Task to carry out
In the material below, find all lines with the string "internacional" and copy them.

Records provided
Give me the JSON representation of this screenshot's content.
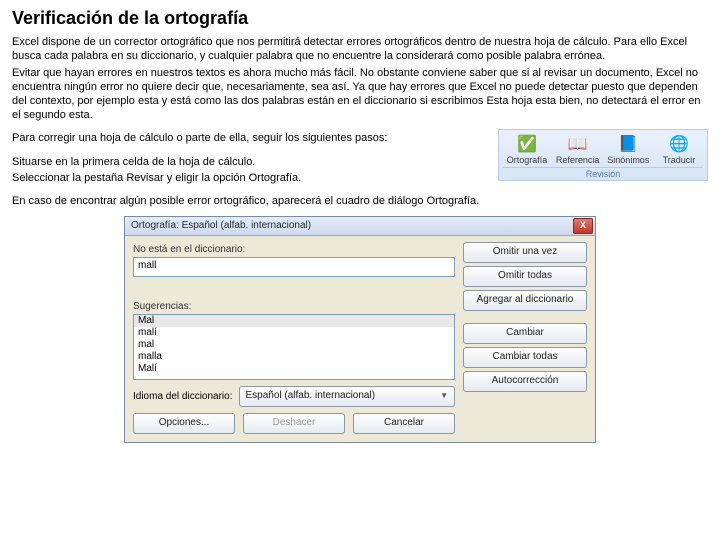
{
  "title": "Verificación de la ortografía",
  "intro": [
    "Excel dispone de un corrector ortográfico que nos permitirá detectar errores ortográficos dentro de nuestra hoja de cálculo. Para ello Excel busca cada palabra en su diccionario, y cualquier palabra que no encuentre la considerará como posible palabra errónea.",
    "Evitar que hayan errores en nuestros textos es ahora mucho más fácil. No obstante conviene saber que si al revisar un documento, Excel no encuentra ningún error no quiere decir que, necesariamente, sea así. Ya que hay errores que Excel no puede detectar puesto que dependen del contexto, por ejemplo esta y está como las dos palabras están en el diccionario si escribimos Esta hoja esta bien, no detectará el error en el segundo esta."
  ],
  "steps_intro": "Para corregir una hoja de cálculo o parte de ella, seguir los siguientes pasos:",
  "steps": [
    "Situarse en la primera celda de la hoja de cálculo.",
    "Seleccionar la pestaña Revisar y eligir la opción Ortografía."
  ],
  "ribbon": {
    "items": [
      {
        "icon": "✅",
        "label": "Ortografía"
      },
      {
        "icon": "📖",
        "label": "Referencia"
      },
      {
        "icon": "📘",
        "label": "Sinónimos"
      },
      {
        "icon": "🌐",
        "label": "Traducir"
      }
    ],
    "group": "Revisión"
  },
  "conclusion": "En caso de encontrar algún posible error ortográfico, aparecerá el cuadro de diálogo Ortografía.",
  "dialog": {
    "title": "Ortografía: Español (alfab. internacional)",
    "not_in_dict_label": "No está en el diccionario:",
    "not_in_dict_value": "mall",
    "suggestions_label": "Sugerencias:",
    "suggestions": [
      "Mal",
      "malí",
      "mal",
      "malla",
      "Malí"
    ],
    "lang_label": "Idioma del diccionario:",
    "lang_value": "Español (alfab. internacional)",
    "buttons": {
      "ignore_once": "Omitir una vez",
      "ignore_all": "Omitir todas",
      "add": "Agregar al diccionario",
      "change": "Cambiar",
      "change_all": "Cambiar todas",
      "autocorrect": "Autocorrección",
      "options": "Opciones...",
      "undo": "Deshacer",
      "cancel": "Cancelar"
    }
  }
}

Full answer
    "title": "Ortografía: Español (alfab. internacional)",
    "lang_value": "Español (alfab. internacional)",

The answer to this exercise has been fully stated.